= Records =
************
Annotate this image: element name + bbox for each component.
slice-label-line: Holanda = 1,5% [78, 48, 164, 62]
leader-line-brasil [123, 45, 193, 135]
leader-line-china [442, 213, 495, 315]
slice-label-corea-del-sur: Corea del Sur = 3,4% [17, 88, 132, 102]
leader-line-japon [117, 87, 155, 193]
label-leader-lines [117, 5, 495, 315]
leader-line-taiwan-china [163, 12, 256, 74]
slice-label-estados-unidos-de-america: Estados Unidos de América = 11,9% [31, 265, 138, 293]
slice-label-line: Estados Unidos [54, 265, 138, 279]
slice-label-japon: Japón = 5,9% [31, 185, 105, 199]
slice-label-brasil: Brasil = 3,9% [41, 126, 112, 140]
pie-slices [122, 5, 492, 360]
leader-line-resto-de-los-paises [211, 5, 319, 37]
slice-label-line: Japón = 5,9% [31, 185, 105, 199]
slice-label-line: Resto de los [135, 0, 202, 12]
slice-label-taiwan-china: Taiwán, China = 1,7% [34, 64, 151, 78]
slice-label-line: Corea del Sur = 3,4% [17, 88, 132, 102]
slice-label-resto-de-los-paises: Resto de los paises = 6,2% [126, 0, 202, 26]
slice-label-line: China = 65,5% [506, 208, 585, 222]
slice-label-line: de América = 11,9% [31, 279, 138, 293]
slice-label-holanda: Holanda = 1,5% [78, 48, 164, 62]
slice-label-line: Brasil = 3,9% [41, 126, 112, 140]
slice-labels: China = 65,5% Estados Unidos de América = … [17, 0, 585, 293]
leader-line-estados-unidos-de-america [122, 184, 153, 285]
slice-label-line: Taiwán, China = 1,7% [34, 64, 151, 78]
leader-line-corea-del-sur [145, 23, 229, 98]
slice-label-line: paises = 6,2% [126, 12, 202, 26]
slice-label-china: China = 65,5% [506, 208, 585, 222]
************
= Task objective =
Copy out the listing above line for line, with no changes.

= Task output =
Annotate this image: element name + bbox for each component.
slice-label-line: Holanda = 1,5% [78, 48, 164, 62]
leader-line-brasil [123, 45, 193, 135]
leader-line-china [442, 213, 495, 315]
slice-label-corea-del-sur: Corea del Sur = 3,4% [17, 88, 132, 102]
leader-line-japon [117, 87, 155, 193]
label-leader-lines [117, 5, 495, 315]
leader-line-taiwan-china [163, 12, 256, 74]
slice-label-estados-unidos-de-america: Estados Unidos de América = 11,9% [31, 265, 138, 293]
slice-label-line: Estados Unidos [54, 265, 138, 279]
slice-label-japon: Japón = 5,9% [31, 185, 105, 199]
slice-label-brasil: Brasil = 3,9% [41, 126, 112, 140]
pie-slices [122, 5, 492, 360]
leader-line-resto-de-los-paises [211, 5, 319, 37]
slice-label-line: Japón = 5,9% [31, 185, 105, 199]
slice-label-line: Resto de los [135, 0, 202, 12]
slice-label-taiwan-china: Taiwán, China = 1,7% [34, 64, 151, 78]
slice-label-line: Corea del Sur = 3,4% [17, 88, 132, 102]
slice-label-resto-de-los-paises: Resto de los paises = 6,2% [126, 0, 202, 26]
slice-label-line: China = 65,5% [506, 208, 585, 222]
slice-label-line: de América = 11,9% [31, 279, 138, 293]
slice-label-holanda: Holanda = 1,5% [78, 48, 164, 62]
slice-label-line: Brasil = 3,9% [41, 126, 112, 140]
slice-labels: China = 65,5% Estados Unidos de América = … [17, 0, 585, 293]
leader-line-estados-unidos-de-america [122, 184, 153, 285]
slice-label-line: Taiwán, China = 1,7% [34, 64, 151, 78]
leader-line-corea-del-sur [145, 23, 229, 98]
slice-label-line: paises = 6,2% [126, 12, 202, 26]
slice-label-china: China = 65,5% [506, 208, 585, 222]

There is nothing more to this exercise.